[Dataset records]

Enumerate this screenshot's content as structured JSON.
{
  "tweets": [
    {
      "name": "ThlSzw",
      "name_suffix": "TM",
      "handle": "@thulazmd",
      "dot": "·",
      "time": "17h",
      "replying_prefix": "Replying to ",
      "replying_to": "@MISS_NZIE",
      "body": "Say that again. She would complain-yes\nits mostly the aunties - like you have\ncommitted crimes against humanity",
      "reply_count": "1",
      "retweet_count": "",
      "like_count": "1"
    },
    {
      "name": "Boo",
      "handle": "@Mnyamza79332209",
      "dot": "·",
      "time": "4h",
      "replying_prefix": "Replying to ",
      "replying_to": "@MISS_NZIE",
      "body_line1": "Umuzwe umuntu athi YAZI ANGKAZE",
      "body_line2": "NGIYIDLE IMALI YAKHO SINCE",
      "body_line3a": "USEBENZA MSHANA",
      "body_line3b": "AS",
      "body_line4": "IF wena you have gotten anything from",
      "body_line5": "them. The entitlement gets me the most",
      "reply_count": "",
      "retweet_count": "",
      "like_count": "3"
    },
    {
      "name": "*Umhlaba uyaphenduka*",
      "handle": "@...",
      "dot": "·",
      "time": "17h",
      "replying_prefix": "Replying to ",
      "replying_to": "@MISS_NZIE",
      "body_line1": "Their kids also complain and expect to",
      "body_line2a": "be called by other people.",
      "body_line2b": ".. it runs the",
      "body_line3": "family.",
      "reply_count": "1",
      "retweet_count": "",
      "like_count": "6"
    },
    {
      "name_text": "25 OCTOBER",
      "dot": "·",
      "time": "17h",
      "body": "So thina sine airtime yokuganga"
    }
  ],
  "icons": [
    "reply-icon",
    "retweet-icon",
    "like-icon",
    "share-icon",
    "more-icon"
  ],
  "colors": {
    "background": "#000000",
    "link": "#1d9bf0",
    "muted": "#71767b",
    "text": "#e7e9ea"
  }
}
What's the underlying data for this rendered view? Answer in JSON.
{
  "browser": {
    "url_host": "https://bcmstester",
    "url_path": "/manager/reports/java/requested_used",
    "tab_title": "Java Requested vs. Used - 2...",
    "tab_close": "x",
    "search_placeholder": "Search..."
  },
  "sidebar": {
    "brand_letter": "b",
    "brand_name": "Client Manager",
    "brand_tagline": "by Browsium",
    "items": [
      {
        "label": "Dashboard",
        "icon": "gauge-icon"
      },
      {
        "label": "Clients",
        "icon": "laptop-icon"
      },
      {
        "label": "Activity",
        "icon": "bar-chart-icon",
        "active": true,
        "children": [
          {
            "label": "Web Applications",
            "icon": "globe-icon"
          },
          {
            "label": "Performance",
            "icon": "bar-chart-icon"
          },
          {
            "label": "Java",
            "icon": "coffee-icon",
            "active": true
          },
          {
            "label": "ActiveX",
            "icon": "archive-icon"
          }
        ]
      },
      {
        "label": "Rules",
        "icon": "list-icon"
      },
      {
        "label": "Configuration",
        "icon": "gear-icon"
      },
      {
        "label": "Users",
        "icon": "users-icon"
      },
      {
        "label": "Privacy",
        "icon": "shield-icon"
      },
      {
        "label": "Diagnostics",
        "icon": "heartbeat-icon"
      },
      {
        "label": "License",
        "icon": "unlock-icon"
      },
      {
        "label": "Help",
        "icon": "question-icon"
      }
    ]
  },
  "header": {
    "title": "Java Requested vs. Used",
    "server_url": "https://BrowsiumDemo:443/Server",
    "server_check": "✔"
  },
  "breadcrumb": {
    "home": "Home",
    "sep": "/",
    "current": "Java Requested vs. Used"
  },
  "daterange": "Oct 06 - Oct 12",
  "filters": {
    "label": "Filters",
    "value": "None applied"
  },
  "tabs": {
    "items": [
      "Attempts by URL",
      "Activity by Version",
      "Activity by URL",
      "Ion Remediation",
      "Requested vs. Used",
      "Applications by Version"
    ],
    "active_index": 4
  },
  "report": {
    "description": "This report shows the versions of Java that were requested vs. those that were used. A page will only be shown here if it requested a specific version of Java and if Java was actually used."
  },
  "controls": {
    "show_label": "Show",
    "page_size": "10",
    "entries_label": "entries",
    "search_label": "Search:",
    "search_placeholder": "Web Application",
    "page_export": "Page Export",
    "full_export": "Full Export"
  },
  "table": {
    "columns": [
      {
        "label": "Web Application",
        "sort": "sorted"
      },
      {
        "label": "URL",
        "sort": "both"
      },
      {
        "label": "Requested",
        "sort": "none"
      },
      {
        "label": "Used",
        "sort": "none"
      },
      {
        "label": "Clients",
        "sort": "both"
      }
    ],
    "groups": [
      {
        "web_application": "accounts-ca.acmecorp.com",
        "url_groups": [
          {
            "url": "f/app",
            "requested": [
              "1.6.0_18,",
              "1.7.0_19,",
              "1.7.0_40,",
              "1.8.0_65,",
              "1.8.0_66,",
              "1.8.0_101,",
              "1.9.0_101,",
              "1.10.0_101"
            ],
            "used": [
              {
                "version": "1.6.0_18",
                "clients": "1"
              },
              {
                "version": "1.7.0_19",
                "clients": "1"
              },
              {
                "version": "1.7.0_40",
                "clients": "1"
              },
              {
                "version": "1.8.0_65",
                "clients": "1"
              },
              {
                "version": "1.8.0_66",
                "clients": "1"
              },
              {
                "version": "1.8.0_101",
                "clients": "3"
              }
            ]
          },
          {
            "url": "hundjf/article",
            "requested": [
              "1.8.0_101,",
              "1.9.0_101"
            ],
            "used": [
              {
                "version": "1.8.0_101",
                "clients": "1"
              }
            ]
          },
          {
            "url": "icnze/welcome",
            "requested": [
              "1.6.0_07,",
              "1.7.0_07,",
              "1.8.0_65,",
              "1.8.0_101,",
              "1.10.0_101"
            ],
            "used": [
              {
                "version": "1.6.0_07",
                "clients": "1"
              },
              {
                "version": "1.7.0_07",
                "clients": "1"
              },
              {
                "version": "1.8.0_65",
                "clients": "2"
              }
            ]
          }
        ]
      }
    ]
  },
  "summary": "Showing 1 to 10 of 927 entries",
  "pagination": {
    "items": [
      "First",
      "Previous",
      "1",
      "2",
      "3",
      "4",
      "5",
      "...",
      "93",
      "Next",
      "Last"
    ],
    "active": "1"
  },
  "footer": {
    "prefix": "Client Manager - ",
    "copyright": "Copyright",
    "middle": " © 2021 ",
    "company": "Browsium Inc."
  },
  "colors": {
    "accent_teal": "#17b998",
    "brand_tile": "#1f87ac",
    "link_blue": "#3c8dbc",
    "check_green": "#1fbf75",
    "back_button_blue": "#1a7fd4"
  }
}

What to produce: Counting only lines of the data above that hold "complain", report the total and nothing else.

The response: 2